> **Work item**
Search the records that follow and extract every line containing the string "xlabel".

> **Data for analysis**

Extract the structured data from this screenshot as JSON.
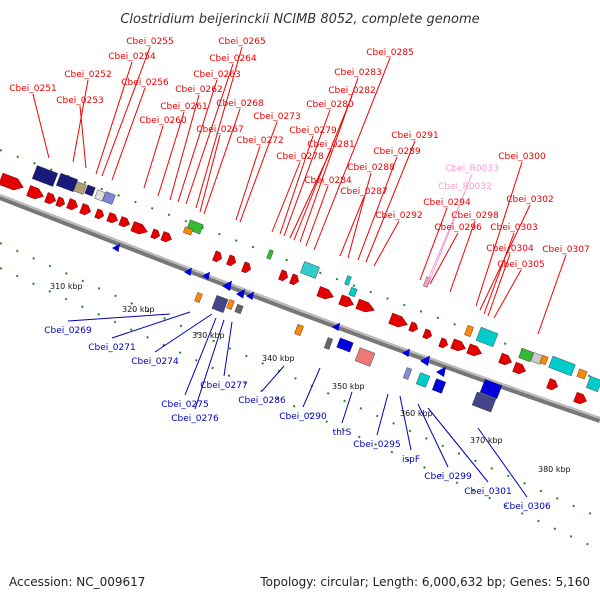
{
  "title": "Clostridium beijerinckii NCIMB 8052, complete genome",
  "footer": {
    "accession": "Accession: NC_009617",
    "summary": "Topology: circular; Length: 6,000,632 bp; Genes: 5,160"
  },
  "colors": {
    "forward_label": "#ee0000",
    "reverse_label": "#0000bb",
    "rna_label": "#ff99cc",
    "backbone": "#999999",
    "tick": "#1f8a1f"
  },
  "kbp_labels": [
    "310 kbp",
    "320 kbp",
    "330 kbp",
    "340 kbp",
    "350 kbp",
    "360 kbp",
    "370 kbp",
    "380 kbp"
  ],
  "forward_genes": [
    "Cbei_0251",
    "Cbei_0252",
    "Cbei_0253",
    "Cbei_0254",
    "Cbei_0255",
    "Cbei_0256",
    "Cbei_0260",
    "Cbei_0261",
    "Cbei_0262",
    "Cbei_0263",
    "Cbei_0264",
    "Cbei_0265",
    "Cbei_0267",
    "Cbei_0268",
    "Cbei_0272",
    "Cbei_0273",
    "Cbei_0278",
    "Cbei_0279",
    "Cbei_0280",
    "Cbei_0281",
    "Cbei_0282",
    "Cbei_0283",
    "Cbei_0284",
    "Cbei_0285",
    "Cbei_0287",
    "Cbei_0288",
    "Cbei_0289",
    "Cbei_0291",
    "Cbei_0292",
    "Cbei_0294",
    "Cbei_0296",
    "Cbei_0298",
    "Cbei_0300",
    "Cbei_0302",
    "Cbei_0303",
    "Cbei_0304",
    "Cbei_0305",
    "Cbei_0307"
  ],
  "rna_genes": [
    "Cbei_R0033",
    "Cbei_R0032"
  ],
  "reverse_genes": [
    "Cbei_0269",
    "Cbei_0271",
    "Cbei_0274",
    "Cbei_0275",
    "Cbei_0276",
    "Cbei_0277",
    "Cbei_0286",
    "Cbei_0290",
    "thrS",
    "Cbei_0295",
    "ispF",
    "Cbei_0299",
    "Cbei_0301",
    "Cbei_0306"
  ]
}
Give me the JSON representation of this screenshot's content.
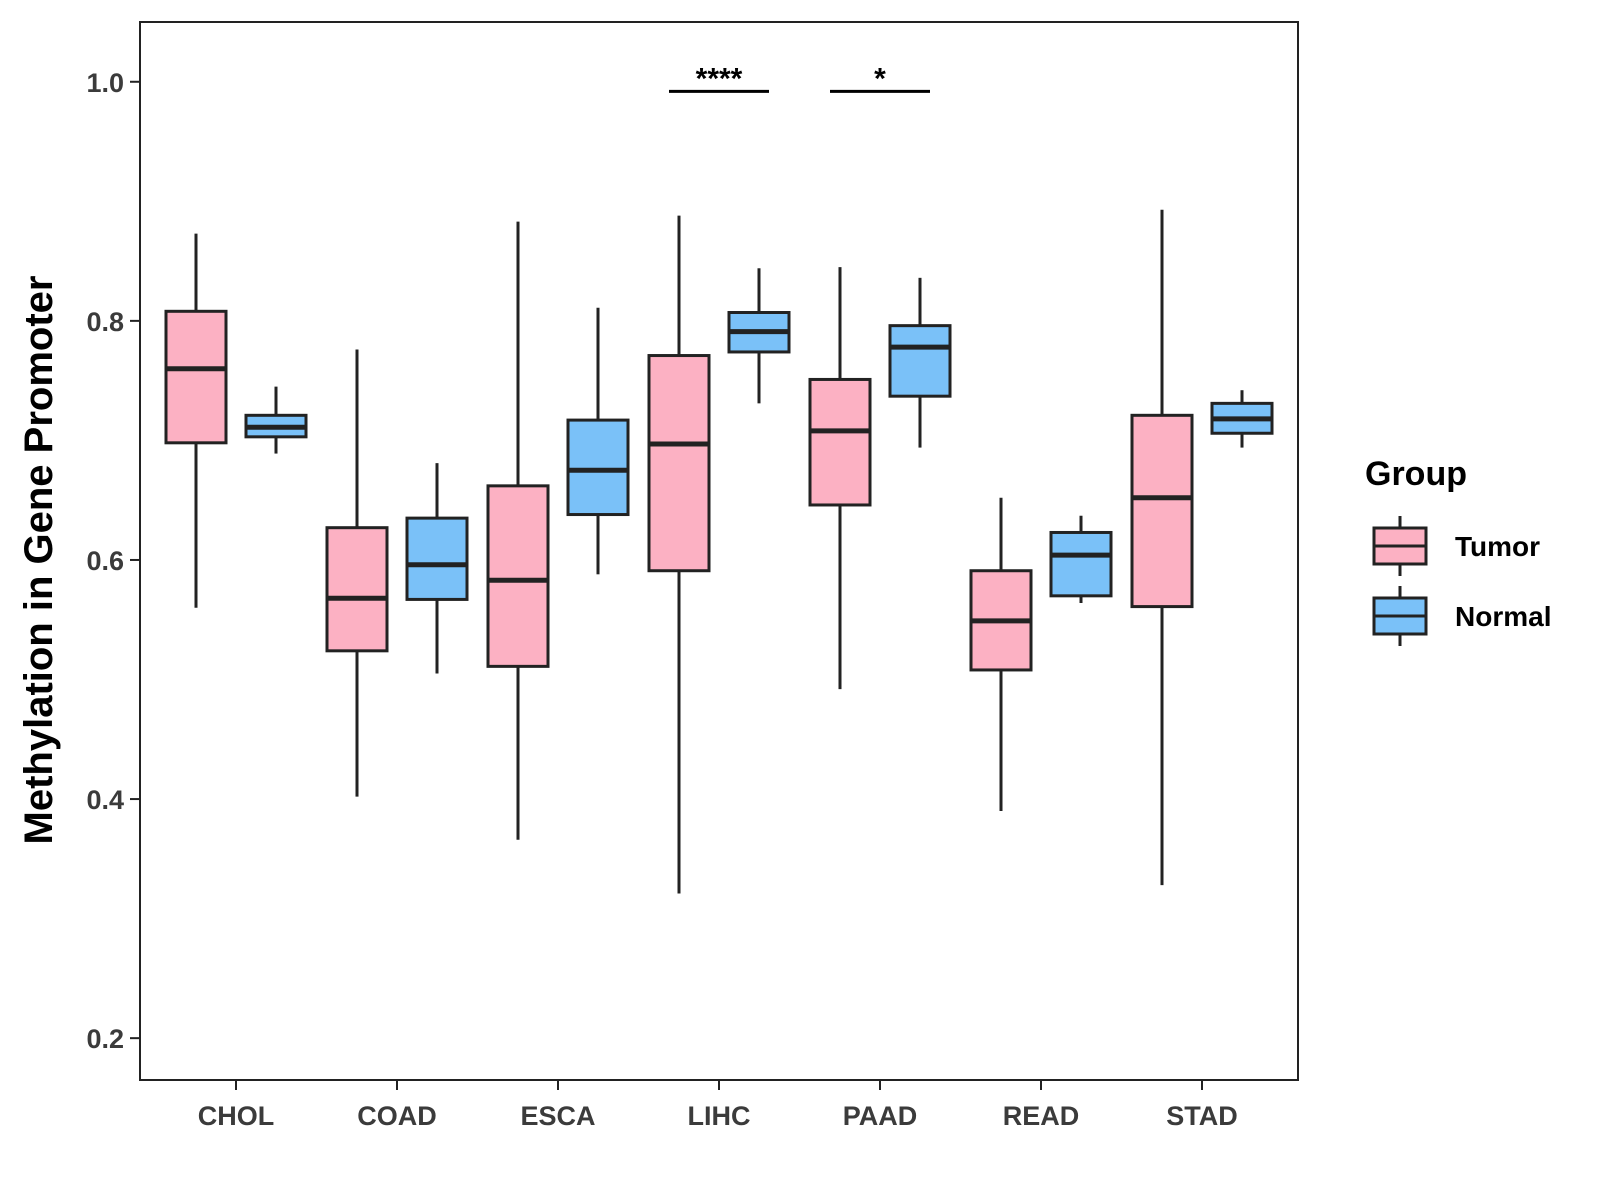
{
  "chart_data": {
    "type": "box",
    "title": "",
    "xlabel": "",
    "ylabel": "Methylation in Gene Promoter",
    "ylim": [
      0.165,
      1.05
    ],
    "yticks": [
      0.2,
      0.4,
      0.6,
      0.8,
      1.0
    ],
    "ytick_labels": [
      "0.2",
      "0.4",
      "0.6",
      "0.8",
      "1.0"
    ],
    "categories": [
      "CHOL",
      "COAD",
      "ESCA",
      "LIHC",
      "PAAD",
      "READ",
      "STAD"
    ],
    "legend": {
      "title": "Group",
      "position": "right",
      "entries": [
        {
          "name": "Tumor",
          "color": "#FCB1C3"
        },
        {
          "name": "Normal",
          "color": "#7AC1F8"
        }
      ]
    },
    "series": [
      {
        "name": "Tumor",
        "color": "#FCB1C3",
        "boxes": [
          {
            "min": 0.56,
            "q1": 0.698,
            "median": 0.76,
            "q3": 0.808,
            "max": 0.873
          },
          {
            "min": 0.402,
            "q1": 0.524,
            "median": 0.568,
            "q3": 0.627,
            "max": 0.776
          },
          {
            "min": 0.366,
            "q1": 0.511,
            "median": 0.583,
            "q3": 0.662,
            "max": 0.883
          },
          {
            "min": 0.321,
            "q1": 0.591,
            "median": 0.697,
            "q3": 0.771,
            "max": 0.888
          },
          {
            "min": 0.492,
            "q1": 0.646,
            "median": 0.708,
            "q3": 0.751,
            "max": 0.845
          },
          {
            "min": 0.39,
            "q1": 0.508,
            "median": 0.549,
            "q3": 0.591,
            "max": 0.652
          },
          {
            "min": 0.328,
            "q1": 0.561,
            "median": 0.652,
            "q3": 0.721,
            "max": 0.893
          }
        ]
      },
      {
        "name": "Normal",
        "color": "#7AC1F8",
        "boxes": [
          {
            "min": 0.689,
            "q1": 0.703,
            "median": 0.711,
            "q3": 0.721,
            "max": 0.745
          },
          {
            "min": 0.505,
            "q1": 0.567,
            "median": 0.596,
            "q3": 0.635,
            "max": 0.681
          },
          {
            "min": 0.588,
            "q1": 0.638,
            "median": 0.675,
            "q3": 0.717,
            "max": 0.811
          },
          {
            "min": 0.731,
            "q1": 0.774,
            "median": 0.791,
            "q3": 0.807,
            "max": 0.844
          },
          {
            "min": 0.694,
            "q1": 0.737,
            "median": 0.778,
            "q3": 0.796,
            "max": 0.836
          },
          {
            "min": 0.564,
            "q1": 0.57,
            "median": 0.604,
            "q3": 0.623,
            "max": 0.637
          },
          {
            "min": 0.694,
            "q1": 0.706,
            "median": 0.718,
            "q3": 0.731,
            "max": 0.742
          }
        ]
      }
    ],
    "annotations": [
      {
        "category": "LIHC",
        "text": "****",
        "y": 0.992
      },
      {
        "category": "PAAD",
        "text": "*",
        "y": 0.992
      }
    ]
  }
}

==

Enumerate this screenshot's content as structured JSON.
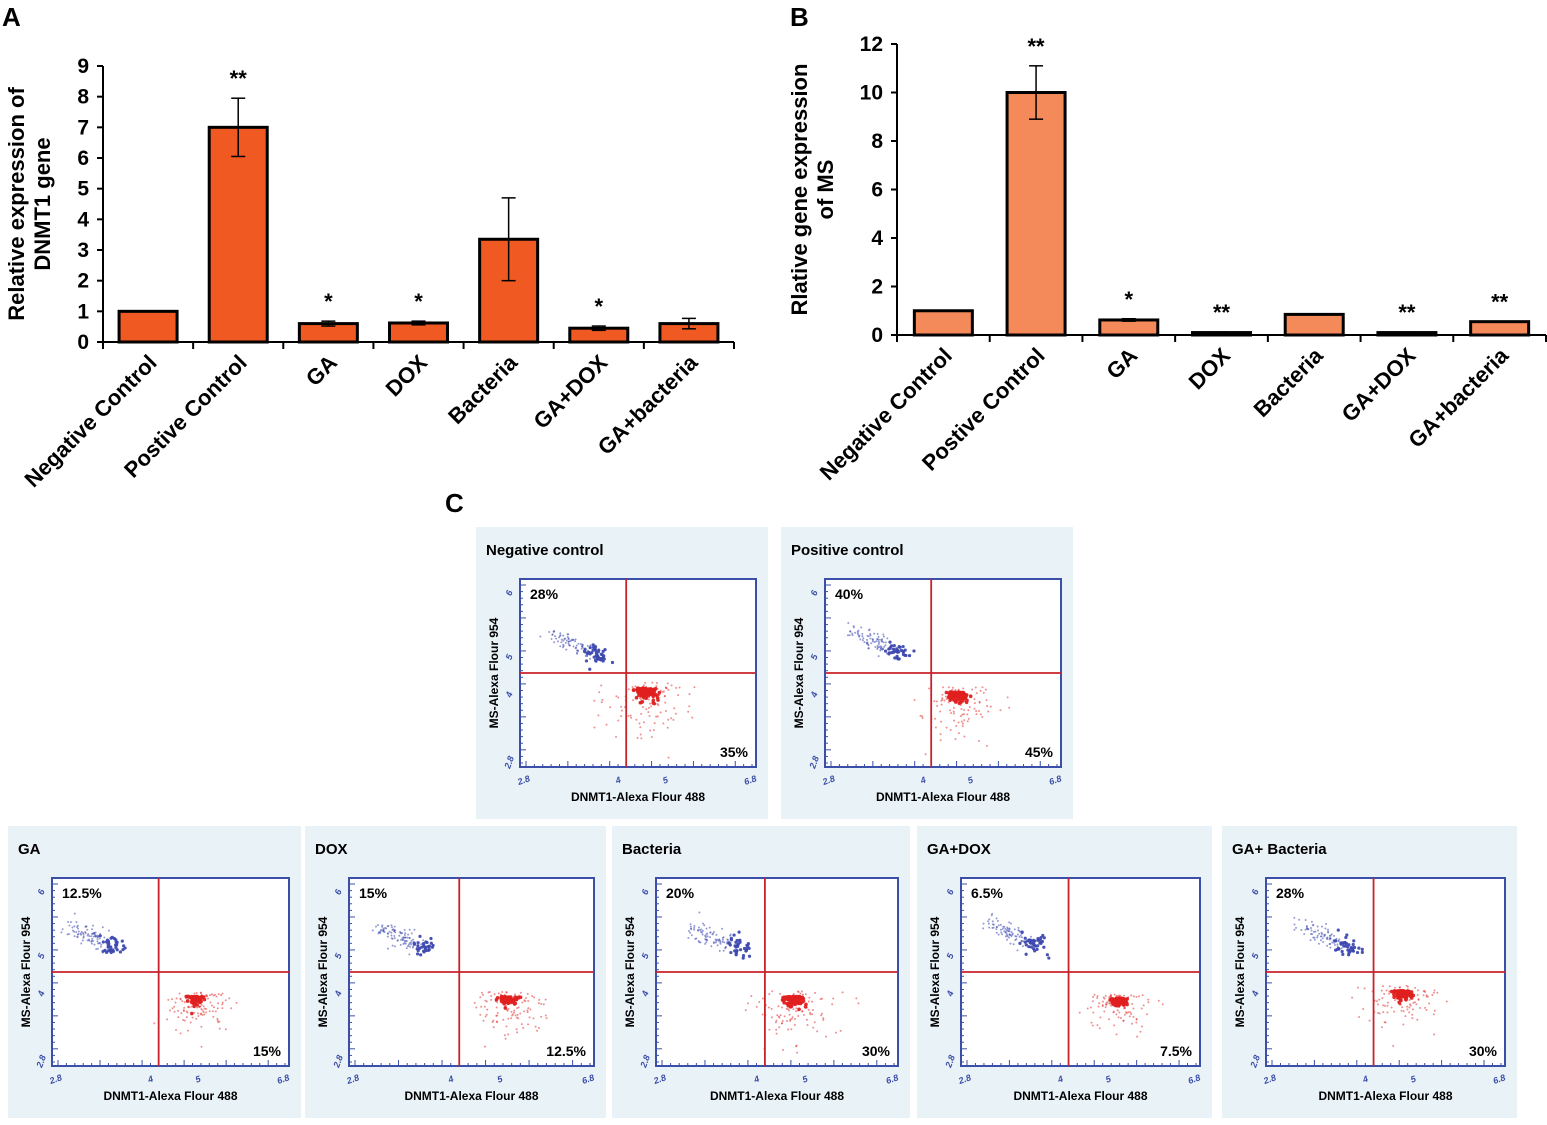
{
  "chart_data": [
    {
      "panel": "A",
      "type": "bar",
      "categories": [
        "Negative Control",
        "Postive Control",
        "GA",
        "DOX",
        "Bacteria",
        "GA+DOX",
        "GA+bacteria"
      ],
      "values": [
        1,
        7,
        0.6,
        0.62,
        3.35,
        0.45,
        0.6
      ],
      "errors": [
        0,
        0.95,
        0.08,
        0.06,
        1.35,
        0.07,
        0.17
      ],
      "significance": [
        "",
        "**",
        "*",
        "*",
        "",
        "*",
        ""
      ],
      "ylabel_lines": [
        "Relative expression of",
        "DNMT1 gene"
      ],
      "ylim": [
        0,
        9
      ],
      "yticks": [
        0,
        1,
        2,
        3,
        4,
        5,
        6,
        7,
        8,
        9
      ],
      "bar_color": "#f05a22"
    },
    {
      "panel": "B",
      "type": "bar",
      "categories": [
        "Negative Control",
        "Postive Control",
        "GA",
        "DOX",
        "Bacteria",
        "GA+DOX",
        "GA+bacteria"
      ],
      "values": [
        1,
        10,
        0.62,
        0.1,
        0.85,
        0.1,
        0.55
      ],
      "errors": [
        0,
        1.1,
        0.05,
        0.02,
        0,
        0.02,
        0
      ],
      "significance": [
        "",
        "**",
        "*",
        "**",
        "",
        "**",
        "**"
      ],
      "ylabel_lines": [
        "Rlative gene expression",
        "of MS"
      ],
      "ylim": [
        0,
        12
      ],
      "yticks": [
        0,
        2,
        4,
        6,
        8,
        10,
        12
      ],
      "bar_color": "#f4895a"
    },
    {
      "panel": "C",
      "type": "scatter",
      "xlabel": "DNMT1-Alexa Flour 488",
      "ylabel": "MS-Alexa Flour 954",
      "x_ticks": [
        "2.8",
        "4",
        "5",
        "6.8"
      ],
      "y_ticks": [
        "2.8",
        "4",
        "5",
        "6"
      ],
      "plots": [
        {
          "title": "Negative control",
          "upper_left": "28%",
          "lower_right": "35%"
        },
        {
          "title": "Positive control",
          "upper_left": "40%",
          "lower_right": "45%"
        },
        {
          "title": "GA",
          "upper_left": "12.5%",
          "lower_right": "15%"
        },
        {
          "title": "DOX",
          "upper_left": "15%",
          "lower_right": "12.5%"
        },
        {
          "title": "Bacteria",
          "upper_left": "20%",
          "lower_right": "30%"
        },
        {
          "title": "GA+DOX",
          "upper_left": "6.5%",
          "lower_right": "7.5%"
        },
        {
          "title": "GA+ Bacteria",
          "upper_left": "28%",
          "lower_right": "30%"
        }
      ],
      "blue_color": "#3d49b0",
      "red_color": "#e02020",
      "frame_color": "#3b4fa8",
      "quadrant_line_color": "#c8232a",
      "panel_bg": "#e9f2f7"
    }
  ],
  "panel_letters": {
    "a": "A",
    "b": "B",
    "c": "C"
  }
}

> **Written solution**
    "xlabel": "",
      "xlabel": "DNMT1-Alexa Flour 488",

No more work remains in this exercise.